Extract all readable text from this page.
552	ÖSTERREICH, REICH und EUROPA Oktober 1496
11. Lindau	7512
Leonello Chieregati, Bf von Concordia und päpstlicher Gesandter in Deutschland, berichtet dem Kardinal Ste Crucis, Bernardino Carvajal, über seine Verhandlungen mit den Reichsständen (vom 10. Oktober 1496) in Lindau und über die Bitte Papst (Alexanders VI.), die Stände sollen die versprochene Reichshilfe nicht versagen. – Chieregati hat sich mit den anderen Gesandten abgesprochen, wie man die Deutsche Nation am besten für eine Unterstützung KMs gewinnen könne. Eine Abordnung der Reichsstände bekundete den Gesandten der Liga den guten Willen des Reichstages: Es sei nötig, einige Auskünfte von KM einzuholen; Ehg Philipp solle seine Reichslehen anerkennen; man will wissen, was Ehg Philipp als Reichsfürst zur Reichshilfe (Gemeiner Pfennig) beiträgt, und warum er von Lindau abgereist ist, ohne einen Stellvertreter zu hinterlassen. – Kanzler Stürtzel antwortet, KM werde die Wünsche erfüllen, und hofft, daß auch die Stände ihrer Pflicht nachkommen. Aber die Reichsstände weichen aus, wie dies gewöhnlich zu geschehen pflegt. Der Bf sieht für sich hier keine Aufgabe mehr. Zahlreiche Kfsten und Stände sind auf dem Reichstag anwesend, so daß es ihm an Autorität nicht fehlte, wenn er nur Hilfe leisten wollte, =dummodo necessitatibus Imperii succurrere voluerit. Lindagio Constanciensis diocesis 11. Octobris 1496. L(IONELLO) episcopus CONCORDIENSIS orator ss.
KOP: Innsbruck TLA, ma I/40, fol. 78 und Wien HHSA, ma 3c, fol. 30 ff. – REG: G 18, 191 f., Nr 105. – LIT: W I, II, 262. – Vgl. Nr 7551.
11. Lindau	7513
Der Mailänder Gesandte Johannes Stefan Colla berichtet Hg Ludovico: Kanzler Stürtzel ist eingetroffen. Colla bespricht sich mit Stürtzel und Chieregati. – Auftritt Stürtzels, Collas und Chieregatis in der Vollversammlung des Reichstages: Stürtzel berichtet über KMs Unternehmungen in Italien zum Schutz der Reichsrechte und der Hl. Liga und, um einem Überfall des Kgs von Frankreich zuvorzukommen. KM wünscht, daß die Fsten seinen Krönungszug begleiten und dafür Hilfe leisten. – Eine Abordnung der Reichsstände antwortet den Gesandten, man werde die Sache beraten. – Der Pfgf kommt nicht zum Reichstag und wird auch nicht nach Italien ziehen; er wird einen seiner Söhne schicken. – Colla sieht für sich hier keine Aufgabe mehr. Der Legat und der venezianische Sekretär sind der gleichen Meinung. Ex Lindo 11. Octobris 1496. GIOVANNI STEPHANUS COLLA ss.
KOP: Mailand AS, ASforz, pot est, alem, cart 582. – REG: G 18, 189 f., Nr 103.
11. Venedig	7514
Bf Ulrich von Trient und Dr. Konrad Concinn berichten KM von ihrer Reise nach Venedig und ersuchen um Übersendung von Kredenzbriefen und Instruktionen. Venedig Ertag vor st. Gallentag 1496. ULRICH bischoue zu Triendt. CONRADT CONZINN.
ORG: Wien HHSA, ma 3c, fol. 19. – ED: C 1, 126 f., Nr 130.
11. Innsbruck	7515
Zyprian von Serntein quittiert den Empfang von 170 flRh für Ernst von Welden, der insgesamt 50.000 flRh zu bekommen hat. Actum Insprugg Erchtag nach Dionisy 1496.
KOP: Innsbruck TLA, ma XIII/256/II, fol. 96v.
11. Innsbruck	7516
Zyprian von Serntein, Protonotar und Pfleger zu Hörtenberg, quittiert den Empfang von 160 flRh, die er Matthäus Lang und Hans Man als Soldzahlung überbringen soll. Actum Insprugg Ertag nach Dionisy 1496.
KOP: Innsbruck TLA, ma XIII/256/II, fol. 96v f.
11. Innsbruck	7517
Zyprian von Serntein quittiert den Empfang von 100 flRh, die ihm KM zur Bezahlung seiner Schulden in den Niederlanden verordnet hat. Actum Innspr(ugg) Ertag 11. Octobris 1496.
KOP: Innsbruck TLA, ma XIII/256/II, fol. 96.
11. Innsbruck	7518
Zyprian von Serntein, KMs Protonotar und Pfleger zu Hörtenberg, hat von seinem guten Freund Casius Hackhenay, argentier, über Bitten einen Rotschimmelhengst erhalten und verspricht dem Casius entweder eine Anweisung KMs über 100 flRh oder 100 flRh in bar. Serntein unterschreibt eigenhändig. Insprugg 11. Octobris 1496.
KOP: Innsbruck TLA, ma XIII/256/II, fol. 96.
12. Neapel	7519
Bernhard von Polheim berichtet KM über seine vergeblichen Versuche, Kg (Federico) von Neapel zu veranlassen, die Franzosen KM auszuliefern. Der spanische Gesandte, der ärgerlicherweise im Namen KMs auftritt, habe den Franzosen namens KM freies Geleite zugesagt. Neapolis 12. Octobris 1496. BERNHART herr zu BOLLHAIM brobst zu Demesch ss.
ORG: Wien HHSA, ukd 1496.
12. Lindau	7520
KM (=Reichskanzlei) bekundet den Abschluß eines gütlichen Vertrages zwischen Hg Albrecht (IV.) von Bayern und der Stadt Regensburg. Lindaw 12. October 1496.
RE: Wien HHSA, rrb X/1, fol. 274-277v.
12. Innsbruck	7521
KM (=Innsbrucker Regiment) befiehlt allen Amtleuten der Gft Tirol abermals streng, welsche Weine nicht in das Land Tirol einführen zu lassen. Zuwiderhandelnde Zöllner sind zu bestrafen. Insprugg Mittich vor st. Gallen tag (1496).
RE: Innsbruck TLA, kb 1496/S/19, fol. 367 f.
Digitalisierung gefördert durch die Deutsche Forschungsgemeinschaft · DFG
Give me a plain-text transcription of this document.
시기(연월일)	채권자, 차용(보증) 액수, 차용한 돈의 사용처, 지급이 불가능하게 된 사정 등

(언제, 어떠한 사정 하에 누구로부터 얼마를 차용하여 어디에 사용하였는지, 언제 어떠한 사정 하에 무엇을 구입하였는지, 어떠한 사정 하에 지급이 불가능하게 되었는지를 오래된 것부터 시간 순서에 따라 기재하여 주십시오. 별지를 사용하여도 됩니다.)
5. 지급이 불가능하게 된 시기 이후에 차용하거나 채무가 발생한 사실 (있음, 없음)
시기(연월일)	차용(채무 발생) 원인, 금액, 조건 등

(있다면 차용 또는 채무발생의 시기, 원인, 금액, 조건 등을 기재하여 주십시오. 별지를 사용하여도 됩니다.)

####

- **Short task**
From the entries above, copy every line containing the word "HHSA".

- **Response**
KOP: Innsbruck TLA, ma I/40, fol. 78 und Wien HHSA, ma 3c, fol. 30 ff. – REG: G 18, 191 f., Nr 105. – LIT: W I, II, 262. – Vgl. Nr 7551.
ORG: Wien HHSA, ma 3c, fol. 19. – ED: C 1, 126 f., Nr 130.
ORG: Wien HHSA, ukd 1496.
RE: Wien HHSA, rrb X/1, fol. 274-277v.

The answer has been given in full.